-- START OF GIVEN ENTRIES --
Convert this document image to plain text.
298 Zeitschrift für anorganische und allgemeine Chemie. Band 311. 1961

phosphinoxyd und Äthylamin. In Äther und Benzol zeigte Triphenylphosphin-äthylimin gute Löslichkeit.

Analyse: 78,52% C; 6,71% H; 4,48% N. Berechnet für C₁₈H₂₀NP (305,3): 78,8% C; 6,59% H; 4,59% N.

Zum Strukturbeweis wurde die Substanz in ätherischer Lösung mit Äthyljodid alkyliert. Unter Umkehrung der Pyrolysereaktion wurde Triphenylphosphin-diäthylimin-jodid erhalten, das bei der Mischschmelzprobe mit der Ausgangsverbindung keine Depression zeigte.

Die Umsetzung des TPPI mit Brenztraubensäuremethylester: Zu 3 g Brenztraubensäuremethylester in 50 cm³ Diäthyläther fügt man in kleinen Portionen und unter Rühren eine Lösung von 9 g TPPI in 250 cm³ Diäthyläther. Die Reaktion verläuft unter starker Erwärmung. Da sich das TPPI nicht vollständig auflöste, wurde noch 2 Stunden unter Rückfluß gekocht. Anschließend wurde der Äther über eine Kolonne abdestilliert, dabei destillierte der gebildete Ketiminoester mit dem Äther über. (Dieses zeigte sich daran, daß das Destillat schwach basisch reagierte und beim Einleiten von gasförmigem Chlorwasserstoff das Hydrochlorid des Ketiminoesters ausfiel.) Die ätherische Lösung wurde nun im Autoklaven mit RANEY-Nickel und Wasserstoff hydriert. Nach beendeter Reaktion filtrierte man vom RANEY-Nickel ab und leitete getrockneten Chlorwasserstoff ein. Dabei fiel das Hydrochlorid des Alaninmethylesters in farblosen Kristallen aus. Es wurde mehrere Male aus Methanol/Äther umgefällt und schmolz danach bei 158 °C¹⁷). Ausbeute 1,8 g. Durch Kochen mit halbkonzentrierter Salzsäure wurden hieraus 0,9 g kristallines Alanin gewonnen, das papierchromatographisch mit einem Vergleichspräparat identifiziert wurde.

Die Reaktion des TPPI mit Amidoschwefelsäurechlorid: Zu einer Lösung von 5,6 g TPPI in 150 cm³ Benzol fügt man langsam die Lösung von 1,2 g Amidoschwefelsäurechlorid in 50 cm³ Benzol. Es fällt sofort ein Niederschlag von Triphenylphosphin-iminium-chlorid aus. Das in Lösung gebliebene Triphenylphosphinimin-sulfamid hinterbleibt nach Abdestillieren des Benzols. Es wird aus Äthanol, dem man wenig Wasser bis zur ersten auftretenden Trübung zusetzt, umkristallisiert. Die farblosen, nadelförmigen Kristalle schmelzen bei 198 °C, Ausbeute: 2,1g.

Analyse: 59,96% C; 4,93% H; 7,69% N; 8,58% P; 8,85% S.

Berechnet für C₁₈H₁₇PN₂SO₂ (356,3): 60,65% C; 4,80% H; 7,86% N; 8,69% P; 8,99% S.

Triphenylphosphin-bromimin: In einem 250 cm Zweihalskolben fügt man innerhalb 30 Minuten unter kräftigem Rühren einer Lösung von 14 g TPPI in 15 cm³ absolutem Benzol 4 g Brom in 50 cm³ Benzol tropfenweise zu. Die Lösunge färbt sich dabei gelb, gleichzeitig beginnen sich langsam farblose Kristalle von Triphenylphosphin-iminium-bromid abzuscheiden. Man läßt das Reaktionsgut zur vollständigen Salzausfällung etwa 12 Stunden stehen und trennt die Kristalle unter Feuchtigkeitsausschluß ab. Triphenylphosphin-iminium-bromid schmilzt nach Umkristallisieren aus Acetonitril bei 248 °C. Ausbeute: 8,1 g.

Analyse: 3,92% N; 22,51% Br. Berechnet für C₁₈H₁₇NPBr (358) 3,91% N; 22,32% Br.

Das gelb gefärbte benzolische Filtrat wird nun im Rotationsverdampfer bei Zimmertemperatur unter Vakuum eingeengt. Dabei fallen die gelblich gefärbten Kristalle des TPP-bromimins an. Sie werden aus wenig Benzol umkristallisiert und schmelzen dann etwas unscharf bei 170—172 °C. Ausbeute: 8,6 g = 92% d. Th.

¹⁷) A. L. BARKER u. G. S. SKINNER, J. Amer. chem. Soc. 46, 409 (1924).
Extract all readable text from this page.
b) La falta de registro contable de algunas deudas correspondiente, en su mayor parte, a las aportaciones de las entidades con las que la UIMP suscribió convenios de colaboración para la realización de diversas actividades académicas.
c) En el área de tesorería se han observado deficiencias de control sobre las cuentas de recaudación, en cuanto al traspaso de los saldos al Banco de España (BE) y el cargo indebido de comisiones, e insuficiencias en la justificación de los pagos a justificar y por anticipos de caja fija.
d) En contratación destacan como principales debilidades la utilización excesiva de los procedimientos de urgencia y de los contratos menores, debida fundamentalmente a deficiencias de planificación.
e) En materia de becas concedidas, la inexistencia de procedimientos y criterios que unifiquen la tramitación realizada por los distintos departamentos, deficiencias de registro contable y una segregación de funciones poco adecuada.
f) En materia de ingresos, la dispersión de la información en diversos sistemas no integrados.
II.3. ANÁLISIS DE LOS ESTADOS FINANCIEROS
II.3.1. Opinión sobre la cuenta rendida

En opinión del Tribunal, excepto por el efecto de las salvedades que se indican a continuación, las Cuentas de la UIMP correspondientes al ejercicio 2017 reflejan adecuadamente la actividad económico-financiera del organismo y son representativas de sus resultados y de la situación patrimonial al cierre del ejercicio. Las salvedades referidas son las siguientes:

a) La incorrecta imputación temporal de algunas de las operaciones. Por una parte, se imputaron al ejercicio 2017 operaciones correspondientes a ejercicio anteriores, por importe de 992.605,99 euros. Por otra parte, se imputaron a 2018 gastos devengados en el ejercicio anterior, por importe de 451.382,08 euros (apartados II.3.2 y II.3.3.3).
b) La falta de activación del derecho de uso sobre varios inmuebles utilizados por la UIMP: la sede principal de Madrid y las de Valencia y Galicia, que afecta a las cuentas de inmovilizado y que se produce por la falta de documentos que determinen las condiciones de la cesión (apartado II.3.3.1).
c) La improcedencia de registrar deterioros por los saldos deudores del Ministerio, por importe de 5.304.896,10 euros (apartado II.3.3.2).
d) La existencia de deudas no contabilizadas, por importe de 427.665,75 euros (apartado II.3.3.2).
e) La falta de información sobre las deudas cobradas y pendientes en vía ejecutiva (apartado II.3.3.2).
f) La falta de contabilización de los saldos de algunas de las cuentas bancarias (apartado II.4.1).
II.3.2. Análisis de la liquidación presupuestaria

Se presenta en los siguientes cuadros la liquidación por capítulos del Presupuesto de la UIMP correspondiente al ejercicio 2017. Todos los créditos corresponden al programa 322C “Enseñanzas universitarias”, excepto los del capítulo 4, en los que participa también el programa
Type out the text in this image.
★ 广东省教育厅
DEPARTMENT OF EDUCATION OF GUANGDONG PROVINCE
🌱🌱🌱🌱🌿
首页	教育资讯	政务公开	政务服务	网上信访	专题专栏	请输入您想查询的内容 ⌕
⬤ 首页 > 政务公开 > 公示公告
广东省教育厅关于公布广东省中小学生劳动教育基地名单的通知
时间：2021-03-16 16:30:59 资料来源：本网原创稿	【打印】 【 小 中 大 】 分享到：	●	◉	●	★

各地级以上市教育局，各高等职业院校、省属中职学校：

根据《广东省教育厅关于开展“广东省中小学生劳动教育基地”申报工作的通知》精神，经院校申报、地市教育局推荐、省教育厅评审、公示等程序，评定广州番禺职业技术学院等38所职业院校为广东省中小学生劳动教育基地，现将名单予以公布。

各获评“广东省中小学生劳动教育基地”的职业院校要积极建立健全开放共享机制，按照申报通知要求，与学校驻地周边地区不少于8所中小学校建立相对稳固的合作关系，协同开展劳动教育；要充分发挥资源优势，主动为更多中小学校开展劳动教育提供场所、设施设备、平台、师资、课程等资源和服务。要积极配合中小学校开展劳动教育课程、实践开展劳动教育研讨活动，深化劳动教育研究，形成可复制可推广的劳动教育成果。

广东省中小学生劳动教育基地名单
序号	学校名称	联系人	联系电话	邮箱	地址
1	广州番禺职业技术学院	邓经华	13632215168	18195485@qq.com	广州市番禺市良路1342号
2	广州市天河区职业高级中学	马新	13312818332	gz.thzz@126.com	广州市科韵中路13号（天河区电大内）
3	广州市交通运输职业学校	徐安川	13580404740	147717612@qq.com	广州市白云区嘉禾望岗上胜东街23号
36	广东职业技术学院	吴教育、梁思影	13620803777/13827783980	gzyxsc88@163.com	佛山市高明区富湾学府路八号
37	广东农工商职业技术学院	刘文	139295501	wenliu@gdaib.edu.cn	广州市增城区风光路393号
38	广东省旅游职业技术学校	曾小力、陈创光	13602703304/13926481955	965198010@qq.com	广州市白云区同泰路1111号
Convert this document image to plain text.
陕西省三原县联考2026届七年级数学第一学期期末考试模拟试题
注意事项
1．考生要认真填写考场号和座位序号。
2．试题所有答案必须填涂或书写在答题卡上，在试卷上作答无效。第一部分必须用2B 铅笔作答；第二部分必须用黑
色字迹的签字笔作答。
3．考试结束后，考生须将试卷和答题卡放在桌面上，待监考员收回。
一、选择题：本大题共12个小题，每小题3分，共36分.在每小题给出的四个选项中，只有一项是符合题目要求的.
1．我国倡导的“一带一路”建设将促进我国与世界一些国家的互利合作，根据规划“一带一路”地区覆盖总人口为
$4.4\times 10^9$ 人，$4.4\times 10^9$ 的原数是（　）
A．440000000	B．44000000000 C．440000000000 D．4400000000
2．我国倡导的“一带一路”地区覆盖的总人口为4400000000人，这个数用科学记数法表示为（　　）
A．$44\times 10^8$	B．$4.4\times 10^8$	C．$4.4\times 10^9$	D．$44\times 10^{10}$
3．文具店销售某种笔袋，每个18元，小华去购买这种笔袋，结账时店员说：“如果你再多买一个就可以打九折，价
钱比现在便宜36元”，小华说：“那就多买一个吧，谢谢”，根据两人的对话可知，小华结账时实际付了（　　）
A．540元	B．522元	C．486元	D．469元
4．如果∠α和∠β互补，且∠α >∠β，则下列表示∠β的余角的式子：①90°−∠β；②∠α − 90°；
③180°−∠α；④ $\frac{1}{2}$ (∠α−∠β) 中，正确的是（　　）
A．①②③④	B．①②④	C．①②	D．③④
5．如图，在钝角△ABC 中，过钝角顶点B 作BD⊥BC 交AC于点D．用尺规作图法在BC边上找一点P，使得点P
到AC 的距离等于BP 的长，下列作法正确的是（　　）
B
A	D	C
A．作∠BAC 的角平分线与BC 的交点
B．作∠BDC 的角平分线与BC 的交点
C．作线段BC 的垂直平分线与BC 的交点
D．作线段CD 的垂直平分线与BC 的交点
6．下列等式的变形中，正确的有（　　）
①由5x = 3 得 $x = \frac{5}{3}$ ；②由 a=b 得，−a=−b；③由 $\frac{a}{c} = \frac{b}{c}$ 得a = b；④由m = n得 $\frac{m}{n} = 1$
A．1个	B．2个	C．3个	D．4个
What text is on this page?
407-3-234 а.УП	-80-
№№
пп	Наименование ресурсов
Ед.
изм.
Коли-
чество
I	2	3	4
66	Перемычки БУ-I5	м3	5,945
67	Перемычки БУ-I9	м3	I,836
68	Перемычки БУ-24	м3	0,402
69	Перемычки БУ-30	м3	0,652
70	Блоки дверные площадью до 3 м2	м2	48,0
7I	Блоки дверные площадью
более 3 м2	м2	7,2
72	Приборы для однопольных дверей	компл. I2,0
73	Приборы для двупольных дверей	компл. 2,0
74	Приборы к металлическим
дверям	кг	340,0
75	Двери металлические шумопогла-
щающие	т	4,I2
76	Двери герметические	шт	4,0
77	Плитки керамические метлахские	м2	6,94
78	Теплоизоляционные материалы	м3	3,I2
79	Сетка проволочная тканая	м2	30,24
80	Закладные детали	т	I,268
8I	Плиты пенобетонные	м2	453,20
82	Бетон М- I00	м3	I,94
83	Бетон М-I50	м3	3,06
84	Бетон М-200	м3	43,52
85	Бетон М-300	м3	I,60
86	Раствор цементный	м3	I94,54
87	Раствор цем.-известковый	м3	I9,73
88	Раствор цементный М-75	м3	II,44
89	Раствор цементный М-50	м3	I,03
-- END OF GIVEN ENTRIES --
TO DO: Take every line from the one containing "What text is on this page?" to the end of the listing and output it exactly, with nothing else.

THE ANSWER:
What text is on this page?
407-3-234 а.УП	-80-
№№
пп	Наименование ресурсов
Ед.
изм.
Коли-
чество
I	2	3	4
66	Перемычки БУ-I5	м3	5,945
67	Перемычки БУ-I9	м3	I,836
68	Перемычки БУ-24	м3	0,402
69	Перемычки БУ-30	м3	0,652
70	Блоки дверные площадью до 3 м2	м2	48,0
7I	Блоки дверные площадью
более 3 м2	м2	7,2
72	Приборы для однопольных дверей	компл. I2,0
73	Приборы для двупольных дверей	компл. 2,0
74	Приборы к металлическим
дверям	кг	340,0
75	Двери металлические шумопогла-
щающие	т	4,I2
76	Двери герметические	шт	4,0
77	Плитки керамические метлахские	м2	6,94
78	Теплоизоляционные материалы	м3	3,I2
79	Сетка проволочная тканая	м2	30,24
80	Закладные детали	т	I,268
8I	Плиты пенобетонные	м2	453,20
82	Бетон М- I00	м3	I,94
83	Бетон М-I50	м3	3,06
84	Бетон М-200	м3	43,52
85	Бетон М-300	м3	I,60
86	Раствор цементный	м3	I94,54
87	Раствор цем.-известковый	м3	I9,73
88	Раствор цементный М-75	м3	II,44
89	Раствор цементный М-50	м3	I,03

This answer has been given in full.